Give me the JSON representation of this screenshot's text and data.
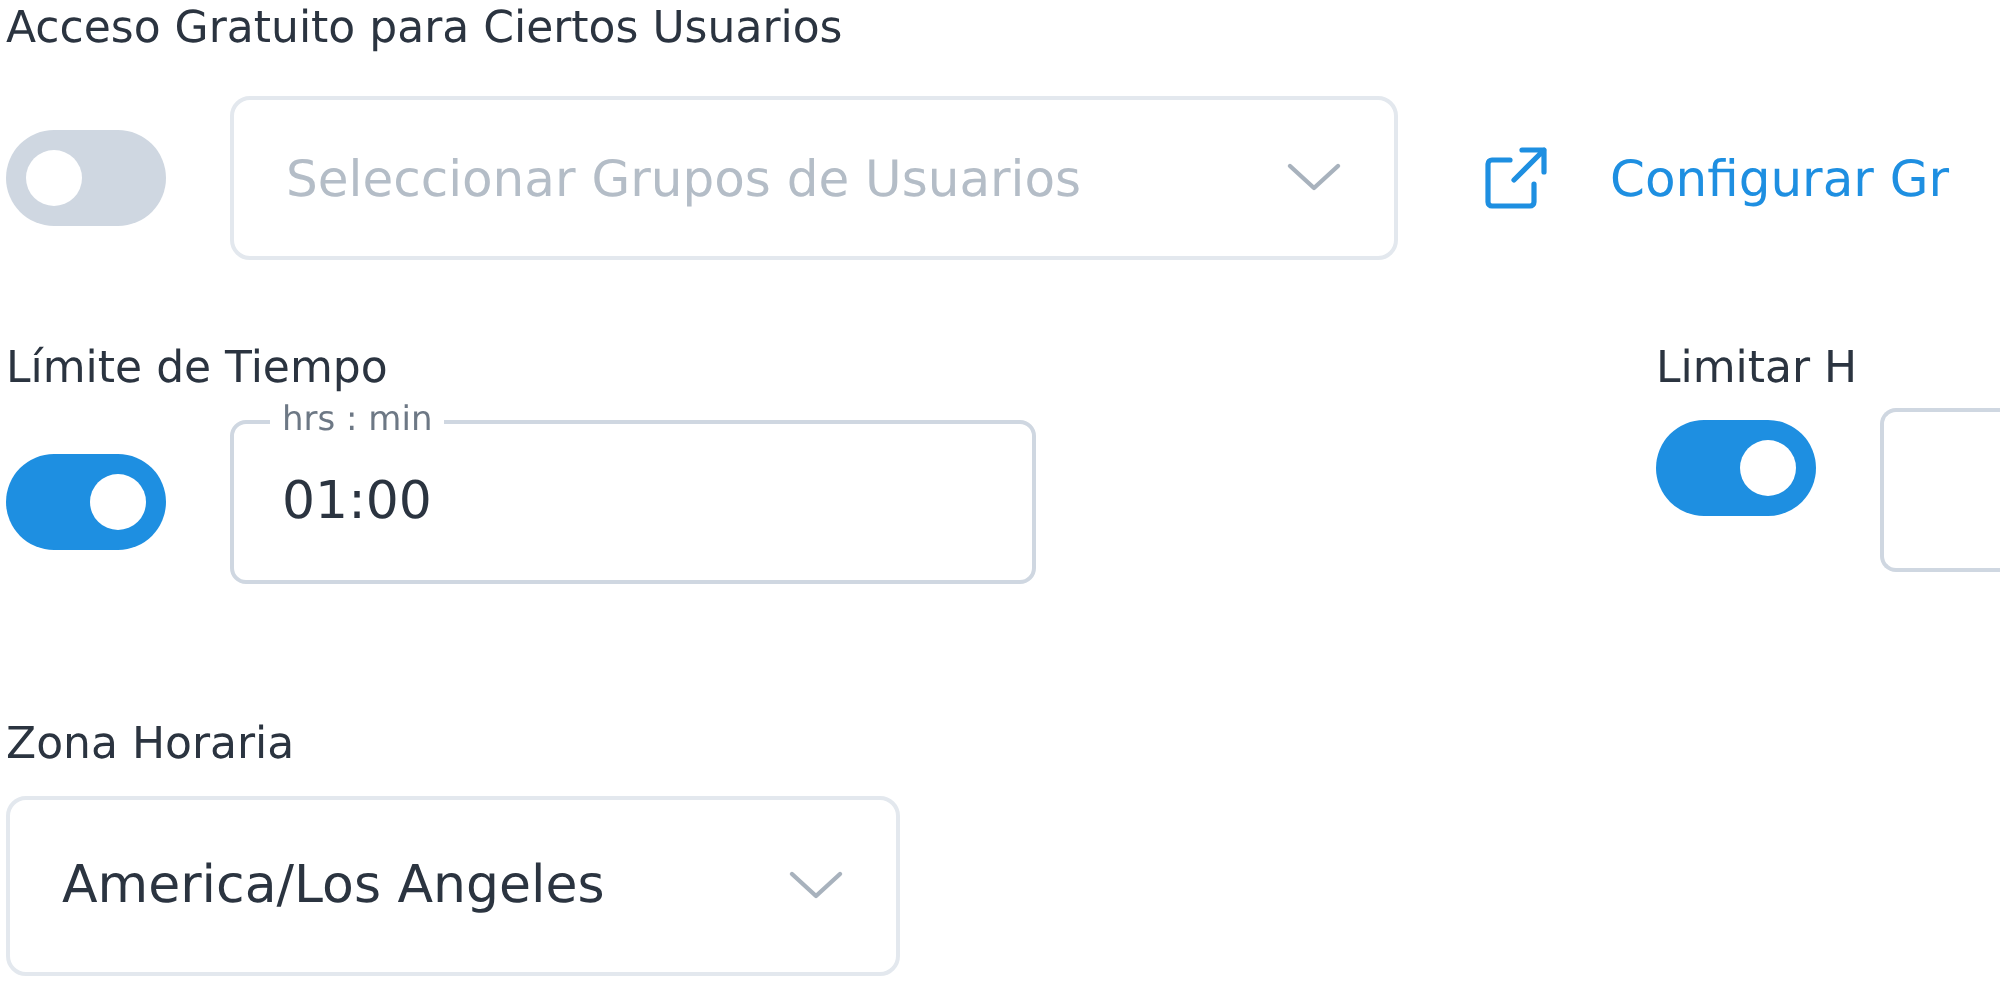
{
  "free_access": {
    "label": "Acceso Gratuito para Ciertos Usuarios",
    "enabled": false,
    "user_groups": {
      "placeholder": "Seleccionar Grupos de Usuarios"
    },
    "configure_link": "Configurar Gr"
  },
  "time_limit": {
    "label": "Límite de Tiempo",
    "enabled": true,
    "field": {
      "label": "hrs : min",
      "value": "01:00"
    }
  },
  "limit_hours": {
    "label": "Limitar H",
    "enabled": true
  },
  "timezone": {
    "label": "Zona Horaria",
    "value": "America/Los Angeles"
  }
}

> _Exercise_
Pick out each line above that includes "Usuarios" and show it.

> _Written answer_
    "label": "Acceso Gratuito para Ciertos Usuarios",
      "placeholder": "Seleccionar Grupos de Usuarios"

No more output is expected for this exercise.